- Stated exercise
Can you retype every record below exactly as written?

- The records
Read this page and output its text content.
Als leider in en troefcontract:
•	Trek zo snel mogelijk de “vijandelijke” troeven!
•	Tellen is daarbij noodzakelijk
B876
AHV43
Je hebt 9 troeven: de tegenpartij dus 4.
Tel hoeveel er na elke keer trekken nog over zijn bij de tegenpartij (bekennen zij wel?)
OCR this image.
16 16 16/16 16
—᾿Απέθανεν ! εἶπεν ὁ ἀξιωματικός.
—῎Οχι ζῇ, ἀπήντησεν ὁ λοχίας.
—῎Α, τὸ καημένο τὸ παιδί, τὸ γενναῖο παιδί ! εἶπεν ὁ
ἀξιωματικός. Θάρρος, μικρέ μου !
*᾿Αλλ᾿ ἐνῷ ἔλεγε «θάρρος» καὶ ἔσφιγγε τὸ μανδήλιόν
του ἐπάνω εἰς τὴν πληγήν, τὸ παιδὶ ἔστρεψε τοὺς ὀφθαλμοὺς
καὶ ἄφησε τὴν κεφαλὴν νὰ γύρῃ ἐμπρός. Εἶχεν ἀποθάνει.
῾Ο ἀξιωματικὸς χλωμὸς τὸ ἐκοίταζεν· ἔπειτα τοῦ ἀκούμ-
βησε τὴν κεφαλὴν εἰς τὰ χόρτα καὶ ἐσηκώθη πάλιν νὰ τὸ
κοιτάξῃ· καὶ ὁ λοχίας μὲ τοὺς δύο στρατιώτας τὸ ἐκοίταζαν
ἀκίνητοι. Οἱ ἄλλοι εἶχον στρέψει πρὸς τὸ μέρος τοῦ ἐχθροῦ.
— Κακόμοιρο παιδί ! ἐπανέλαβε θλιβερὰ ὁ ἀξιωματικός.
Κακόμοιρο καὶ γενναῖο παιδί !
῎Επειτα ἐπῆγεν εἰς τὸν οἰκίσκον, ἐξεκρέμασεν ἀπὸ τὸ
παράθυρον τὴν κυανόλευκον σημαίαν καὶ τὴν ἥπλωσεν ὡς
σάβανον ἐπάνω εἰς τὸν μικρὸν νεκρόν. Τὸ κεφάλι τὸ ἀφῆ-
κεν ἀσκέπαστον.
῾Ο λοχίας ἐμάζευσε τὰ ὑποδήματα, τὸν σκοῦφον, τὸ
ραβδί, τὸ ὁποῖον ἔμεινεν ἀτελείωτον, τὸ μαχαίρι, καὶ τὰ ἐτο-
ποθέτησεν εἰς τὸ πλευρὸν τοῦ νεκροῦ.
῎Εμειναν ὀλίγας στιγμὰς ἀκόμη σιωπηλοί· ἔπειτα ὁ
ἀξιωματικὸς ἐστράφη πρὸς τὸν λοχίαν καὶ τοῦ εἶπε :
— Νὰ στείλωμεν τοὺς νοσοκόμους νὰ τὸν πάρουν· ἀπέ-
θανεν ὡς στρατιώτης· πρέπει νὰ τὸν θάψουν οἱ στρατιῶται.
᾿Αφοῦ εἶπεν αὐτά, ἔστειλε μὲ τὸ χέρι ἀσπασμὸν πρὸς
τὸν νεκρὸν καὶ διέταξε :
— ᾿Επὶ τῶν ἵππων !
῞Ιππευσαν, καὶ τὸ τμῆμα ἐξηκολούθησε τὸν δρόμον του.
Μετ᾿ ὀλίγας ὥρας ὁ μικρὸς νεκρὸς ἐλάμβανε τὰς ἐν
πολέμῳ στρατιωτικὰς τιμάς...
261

- Solution
Read this page and output its text content.
Als leider in en troefcontract:
•	Trek zo snel mogelijk de “vijandelijke” troeven!
•	Tellen is daarbij noodzakelijk
B876
AHV43
Je hebt 9 troeven: de tegenpartij dus 4.
Tel hoeveel er na elke keer trekken nog over zijn bij de tegenpartij (bekennen zij wel?)
OCR this image.
16 16 16/16 16
—᾿Απέθανεν ! εἶπεν ὁ ἀξιωματικός.
—῎Οχι ζῇ, ἀπήντησεν ὁ λοχίας.
—῎Α, τὸ καημένο τὸ παιδί, τὸ γενναῖο παιδί ! εἶπεν ὁ
ἀξιωματικός. Θάρρος, μικρέ μου !
*᾿Αλλ᾿ ἐνῷ ἔλεγε «θάρρος» καὶ ἔσφιγγε τὸ μανδήλιόν
του ἐπάνω εἰς τὴν πληγήν, τὸ παιδὶ ἔστρεψε τοὺς ὀφθαλμοὺς
καὶ ἄφησε τὴν κεφαλὴν νὰ γύρῃ ἐμπρός. Εἶχεν ἀποθάνει.
῾Ο ἀξιωματικὸς χλωμὸς τὸ ἐκοίταζεν· ἔπειτα τοῦ ἀκούμ-
βησε τὴν κεφαλὴν εἰς τὰ χόρτα καὶ ἐσηκώθη πάλιν νὰ τὸ
κοιτάξῃ· καὶ ὁ λοχίας μὲ τοὺς δύο στρατιώτας τὸ ἐκοίταζαν
ἀκίνητοι. Οἱ ἄλλοι εἶχον στρέψει πρὸς τὸ μέρος τοῦ ἐχθροῦ.
— Κακόμοιρο παιδί ! ἐπανέλαβε θλιβερὰ ὁ ἀξιωματικός.
Κακόμοιρο καὶ γενναῖο παιδί !
῎Επειτα ἐπῆγεν εἰς τὸν οἰκίσκον, ἐξεκρέμασεν ἀπὸ τὸ
παράθυρον τὴν κυανόλευκον σημαίαν καὶ τὴν ἥπλωσεν ὡς
σάβανον ἐπάνω εἰς τὸν μικρὸν νεκρόν. Τὸ κεφάλι τὸ ἀφῆ-
κεν ἀσκέπαστον.
῾Ο λοχίας ἐμάζευσε τὰ ὑποδήματα, τὸν σκοῦφον, τὸ
ραβδί, τὸ ὁποῖον ἔμεινεν ἀτελείωτον, τὸ μαχαίρι, καὶ τὰ ἐτο-
ποθέτησεν εἰς τὸ πλευρὸν τοῦ νεκροῦ.
῎Εμειναν ὀλίγας στιγμὰς ἀκόμη σιωπηλοί· ἔπειτα ὁ
ἀξιωματικὸς ἐστράφη πρὸς τὸν λοχίαν καὶ τοῦ εἶπε :
— Νὰ στείλωμεν τοὺς νοσοκόμους νὰ τὸν πάρουν· ἀπέ-
θανεν ὡς στρατιώτης· πρέπει νὰ τὸν θάψουν οἱ στρατιῶται.
᾿Αφοῦ εἶπεν αὐτά, ἔστειλε μὲ τὸ χέρι ἀσπασμὸν πρὸς
τὸν νεκρὸν καὶ διέταξε :
— ᾿Επὶ τῶν ἵππων !
῞Ιππευσαν, καὶ τὸ τμῆμα ἐξηκολούθησε τὸν δρόμον του.
Μετ᾿ ὀλίγας ὥρας ὁ μικρὸς νεκρὸς ἐλάμβανε τὰς ἐν
πολέμῳ στρατιωτικὰς τιμάς...
261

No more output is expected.